:: EXTRACTED INFORMATION
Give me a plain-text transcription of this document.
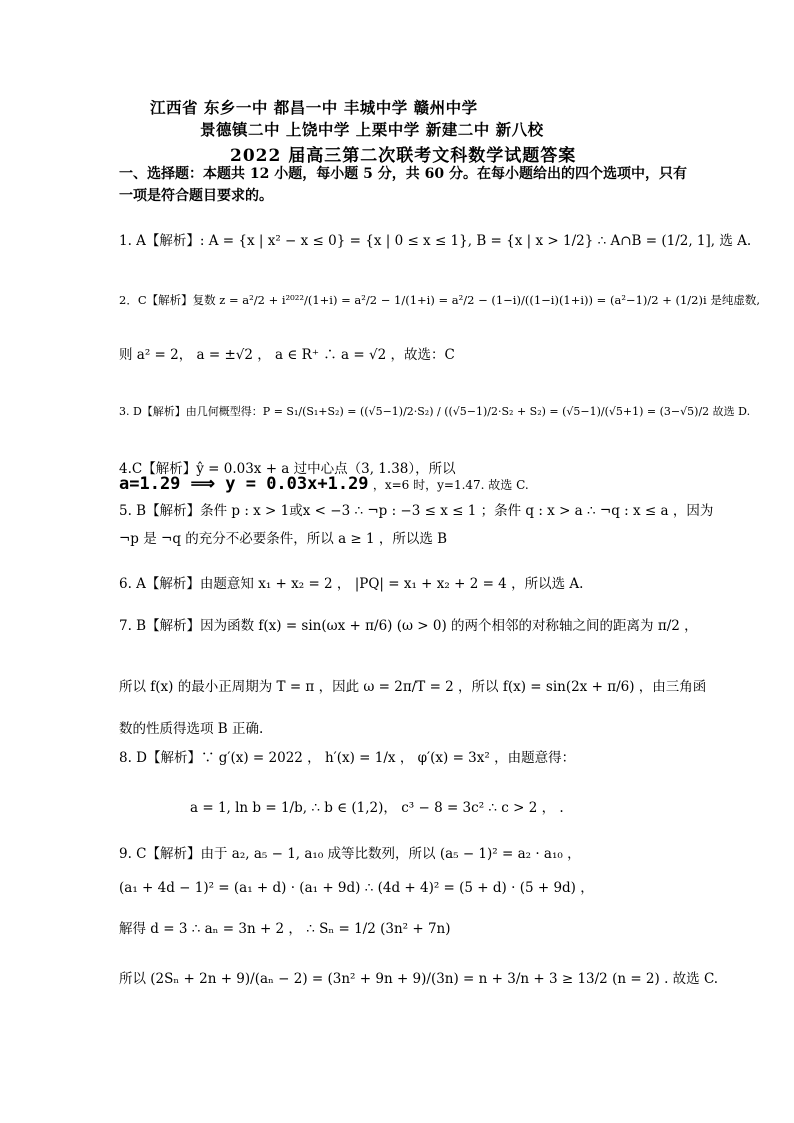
江西省 东乡一中 都昌一中 丰城中学 赣州中学
景德镇二中 上饶中学 上栗中学 新建二中 新八校
2022 届高三第二次联考文科数学试题答案
一、选择题：本题共 12 小题，每小题 5 分，共 60 分。在每小题给出的四个选项中，只有
一项是符合题目要求的。
1. A【解析】: A = {x | x² − x ≤ 0} = {x | 0 ≤ x ≤ 1}, B = {x | x > 1/2} ∴ A∩B = (1/2, 1], 选 A.
2．C【解析】复数 z = a²/2 + i²⁰²²/(1+i) = a²/2 − 1/(1+i) = a²/2 − (1−i)/((1−i)(1+i)) = (a²−1)/2 + (1/2)i 是纯虚数,
则 a² = 2， a = ±√2 ， a ∈ R⁺ ∴ a = √2 ，故选：C
3. D【解析】由几何概型得：P = S₁/(S₁+S₂) = ((√5−1)/2·S₂) / ((√5−1)/2·S₂ + S₂) = (√5−1)/(√5+1) = (3−√5)/2 故选 D.
4.C【解析】ŷ = 0.03x + a 过中心点（3, 1.38），所以
a=1.29 ⟹ y = 0.03x+1.29 ，x=6 时，y=1.47. 故选 C.
5. B【解析】条件 p : x > 1或x < −3 ∴ ¬p : −3 ≤ x ≤ 1 ；条件 q : x > a ∴ ¬q : x ≤ a ，因为
¬p 是 ¬q 的充分不必要条件，所以 a ≥ 1 ，所以选 B
6. A【解析】由题意知 x₁ + x₂ = 2 ， |PQ| = x₁ + x₂ + 2 = 4 ，所以选 A.
7. B【解析】因为函数 f(x) = sin(ωx + π/6) (ω > 0) 的两个相邻的对称轴之间的距离为 π/2 ，
所以 f(x) 的最小正周期为 T = π ，因此 ω = 2π/T = 2 ，所以 f(x) = sin(2x + π/6) ，由三角函
数的性质得选项 B 正确.
8. D【解析】∵ g′(x) = 2022 ， h′(x) = 1/x ， φ′(x) = 3x² ，由题意得：
a = 1, ln b = 1/b, ∴ b ∈ (1,2)， c³ − 8 = 3c² ∴ c > 2 ， .
9. C【解析】由于 a₂, a₅ − 1, a₁₀ 成等比数列，所以 (a₅ − 1)² = a₂ · a₁₀ ，
(a₁ + 4d − 1)² = (a₁ + d) · (a₁ + 9d) ∴ (4d + 4)² = (5 + d) · (5 + 9d) ，
解得 d = 3 ∴ aₙ = 3n + 2 ， ∴ Sₙ = 1/2 (3n² + 7n)
所以 (2Sₙ + 2n + 9)/(aₙ − 2) = (3n² + 9n + 9)/(3n) = n + 3/n + 3 ≥ 13/2 (n = 2) . 故选 C.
::::
■ REQUIREMENTS ■
Write the listing above out again exactly, dropping each image.

■ IN RESPONSE ■
Give me a plain-text transcription of this document.
江西省 东乡一中 都昌一中 丰城中学 赣州中学
景德镇二中 上饶中学 上栗中学 新建二中 新八校
2022 届高三第二次联考文科数学试题答案
一、选择题：本题共 12 小题，每小题 5 分，共 60 分。在每小题给出的四个选项中，只有
一项是符合题目要求的。
1. A【解析】: A = {x | x² − x ≤ 0} = {x | 0 ≤ x ≤ 1}, B = {x | x > 1/2} ∴ A∩B = (1/2, 1], 选 A.
2．C【解析】复数 z = a²/2 + i²⁰²²/(1+i) = a²/2 − 1/(1+i) = a²/2 − (1−i)/((1−i)(1+i)) = (a²−1)/2 + (1/2)i 是纯虚数,
则 a² = 2， a = ±√2 ， a ∈ R⁺ ∴ a = √2 ，故选：C
3. D【解析】由几何概型得：P = S₁/(S₁+S₂) = ((√5−1)/2·S₂) / ((√5−1)/2·S₂ + S₂) = (√5−1)/(√5+1) = (3−√5)/2 故选 D.
4.C【解析】ŷ = 0.03x + a 过中心点（3, 1.38），所以
a=1.29 ⟹ y = 0.03x+1.29 ，x=6 时，y=1.47. 故选 C.
5. B【解析】条件 p : x > 1或x < −3 ∴ ¬p : −3 ≤ x ≤ 1 ；条件 q : x > a ∴ ¬q : x ≤ a ，因为
¬p 是 ¬q 的充分不必要条件，所以 a ≥ 1 ，所以选 B
6. A【解析】由题意知 x₁ + x₂ = 2 ， |PQ| = x₁ + x₂ + 2 = 4 ，所以选 A.
7. B【解析】因为函数 f(x) = sin(ωx + π/6) (ω > 0) 的两个相邻的对称轴之间的距离为 π/2 ，
所以 f(x) 的最小正周期为 T = π ，因此 ω = 2π/T = 2 ，所以 f(x) = sin(2x + π/6) ，由三角函
数的性质得选项 B 正确.
8. D【解析】∵ g′(x) = 2022 ， h′(x) = 1/x ， φ′(x) = 3x² ，由题意得：
a = 1, ln b = 1/b, ∴ b ∈ (1,2)， c³ − 8 = 3c² ∴ c > 2 ， .
9. C【解析】由于 a₂, a₅ − 1, a₁₀ 成等比数列，所以 (a₅ − 1)² = a₂ · a₁₀ ，
(a₁ + 4d − 1)² = (a₁ + d) · (a₁ + 9d) ∴ (4d + 4)² = (5 + d) · (5 + 9d) ，
解得 d = 3 ∴ aₙ = 3n + 2 ， ∴ Sₙ = 1/2 (3n² + 7n)
所以 (2Sₙ + 2n + 9)/(aₙ − 2) = (3n² + 9n + 9)/(3n) = n + 3/n + 3 ≥ 13/2 (n = 2) . 故选 C.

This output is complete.